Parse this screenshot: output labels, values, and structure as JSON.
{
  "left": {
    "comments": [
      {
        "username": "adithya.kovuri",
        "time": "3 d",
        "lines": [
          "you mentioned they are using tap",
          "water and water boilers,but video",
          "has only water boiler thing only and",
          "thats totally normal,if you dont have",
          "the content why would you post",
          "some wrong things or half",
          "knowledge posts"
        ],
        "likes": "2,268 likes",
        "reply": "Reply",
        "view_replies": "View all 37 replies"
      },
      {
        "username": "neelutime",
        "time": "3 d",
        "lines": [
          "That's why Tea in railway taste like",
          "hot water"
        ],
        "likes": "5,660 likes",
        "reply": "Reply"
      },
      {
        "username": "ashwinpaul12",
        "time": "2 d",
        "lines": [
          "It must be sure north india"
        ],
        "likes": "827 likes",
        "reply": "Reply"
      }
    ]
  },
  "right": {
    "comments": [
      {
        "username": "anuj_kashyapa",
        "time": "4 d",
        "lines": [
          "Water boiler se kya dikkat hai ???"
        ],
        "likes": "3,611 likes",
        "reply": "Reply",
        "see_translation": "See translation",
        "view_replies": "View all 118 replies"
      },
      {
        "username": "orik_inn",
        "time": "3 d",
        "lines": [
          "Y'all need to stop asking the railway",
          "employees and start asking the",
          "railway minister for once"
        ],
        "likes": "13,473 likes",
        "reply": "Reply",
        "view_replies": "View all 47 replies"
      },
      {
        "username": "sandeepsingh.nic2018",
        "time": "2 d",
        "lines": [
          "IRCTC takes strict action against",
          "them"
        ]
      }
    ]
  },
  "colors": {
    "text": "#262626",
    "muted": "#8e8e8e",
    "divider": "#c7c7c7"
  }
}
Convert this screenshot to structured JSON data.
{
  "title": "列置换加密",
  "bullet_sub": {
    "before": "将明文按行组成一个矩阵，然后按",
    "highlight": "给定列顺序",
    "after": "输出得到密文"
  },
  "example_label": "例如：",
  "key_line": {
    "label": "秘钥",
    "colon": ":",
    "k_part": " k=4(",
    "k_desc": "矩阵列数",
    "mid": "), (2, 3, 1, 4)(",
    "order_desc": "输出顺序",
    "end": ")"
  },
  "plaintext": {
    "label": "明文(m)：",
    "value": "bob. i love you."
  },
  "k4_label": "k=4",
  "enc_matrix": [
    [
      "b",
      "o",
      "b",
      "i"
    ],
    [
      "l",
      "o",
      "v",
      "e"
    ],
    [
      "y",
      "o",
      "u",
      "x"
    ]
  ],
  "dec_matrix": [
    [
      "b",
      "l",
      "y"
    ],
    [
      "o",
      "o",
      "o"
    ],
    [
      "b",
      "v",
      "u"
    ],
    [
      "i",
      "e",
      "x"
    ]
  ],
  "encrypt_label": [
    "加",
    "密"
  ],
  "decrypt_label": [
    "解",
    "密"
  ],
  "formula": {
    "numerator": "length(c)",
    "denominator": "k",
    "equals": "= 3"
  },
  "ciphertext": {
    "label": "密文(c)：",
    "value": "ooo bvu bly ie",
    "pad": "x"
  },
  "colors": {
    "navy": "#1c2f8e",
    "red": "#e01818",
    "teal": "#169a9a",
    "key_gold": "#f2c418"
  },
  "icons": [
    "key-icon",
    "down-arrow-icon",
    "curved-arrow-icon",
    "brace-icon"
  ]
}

:::::

Show each line in the entries that holds the string "asking".

          "Y'all need to stop asking the railway",
          "employees and start asking the",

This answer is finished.